:: Task requirements ::
Below is some material; set it all down exactly, apart from the pictures.

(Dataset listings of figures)
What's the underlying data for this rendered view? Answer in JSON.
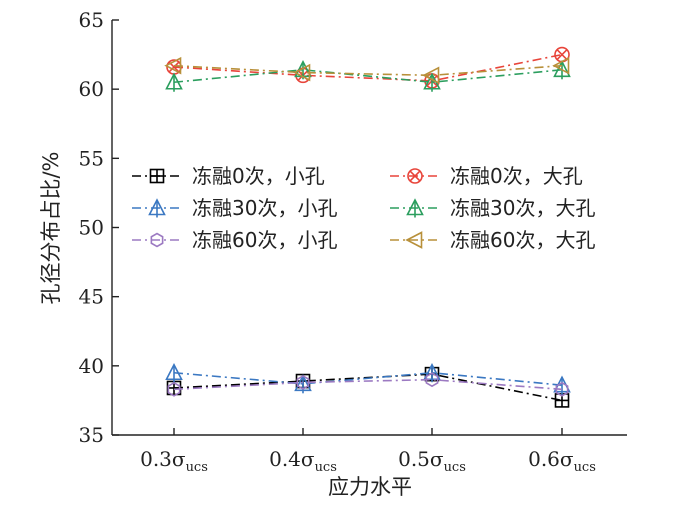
{
  "chart_data": {
    "type": "line",
    "xlabel": "应力水平",
    "ylabel": "孔径分布占比/%",
    "categories": [
      {
        "base": "0.3σ",
        "sub": "ucs"
      },
      {
        "base": "0.4σ",
        "sub": "ucs"
      },
      {
        "base": "0.5σ",
        "sub": "ucs"
      },
      {
        "base": "0.6σ",
        "sub": "ucs"
      }
    ],
    "ylim": [
      35,
      65
    ],
    "yticks": [
      "35",
      "40",
      "45",
      "50",
      "55",
      "60",
      "65"
    ],
    "grid": false,
    "legend_position": "center",
    "series": [
      {
        "name": "冻融0次，小孔",
        "color": "#000000",
        "marker": "boxplus",
        "values": [
          38.4,
          38.9,
          39.4,
          37.5
        ]
      },
      {
        "name": "冻融0次，大孔",
        "color": "#e8443a",
        "marker": "circlex",
        "values": [
          61.6,
          61.0,
          60.6,
          62.5
        ]
      },
      {
        "name": "冻融30次，小孔",
        "color": "#3b78c2",
        "marker": "triangle",
        "values": [
          39.5,
          38.7,
          39.5,
          38.6
        ]
      },
      {
        "name": "冻融30次，大孔",
        "color": "#2b9e5e",
        "marker": "triangle",
        "values": [
          60.5,
          61.4,
          60.5,
          61.4
        ]
      },
      {
        "name": "冻融60次，小孔",
        "color": "#9c7ac2",
        "marker": "hexagon",
        "values": [
          38.3,
          38.8,
          39.0,
          38.3
        ]
      },
      {
        "name": "冻融60次，大孔",
        "color": "#b8903a",
        "marker": "triangleleft",
        "values": [
          61.7,
          61.2,
          61.0,
          61.7
        ]
      }
    ]
  }
}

:: Correct response ::
What's the underlying data for this rendered view? Answer in JSON.
{
  "chart_data": {
    "type": "line",
    "xlabel": "应力水平",
    "ylabel": "孔径分布占比/%",
    "categories": [
      {
        "base": "0.3σ",
        "sub": "ucs"
      },
      {
        "base": "0.4σ",
        "sub": "ucs"
      },
      {
        "base": "0.5σ",
        "sub": "ucs"
      },
      {
        "base": "0.6σ",
        "sub": "ucs"
      }
    ],
    "ylim": [
      35,
      65
    ],
    "yticks": [
      "35",
      "40",
      "45",
      "50",
      "55",
      "60",
      "65"
    ],
    "grid": false,
    "legend_position": "center",
    "series": [
      {
        "name": "冻融0次，小孔",
        "color": "#000000",
        "marker": "boxplus",
        "values": [
          38.4,
          38.9,
          39.4,
          37.5
        ]
      },
      {
        "name": "冻融0次，大孔",
        "color": "#e8443a",
        "marker": "circlex",
        "values": [
          61.6,
          61.0,
          60.6,
          62.5
        ]
      },
      {
        "name": "冻融30次，小孔",
        "color": "#3b78c2",
        "marker": "triangle",
        "values": [
          39.5,
          38.7,
          39.5,
          38.6
        ]
      },
      {
        "name": "冻融30次，大孔",
        "color": "#2b9e5e",
        "marker": "triangle",
        "values": [
          60.5,
          61.4,
          60.5,
          61.4
        ]
      },
      {
        "name": "冻融60次，小孔",
        "color": "#9c7ac2",
        "marker": "hexagon",
        "values": [
          38.3,
          38.8,
          39.0,
          38.3
        ]
      },
      {
        "name": "冻融60次，大孔",
        "color": "#b8903a",
        "marker": "triangleleft",
        "values": [
          61.7,
          61.2,
          61.0,
          61.7
        ]
      }
    ]
  }
}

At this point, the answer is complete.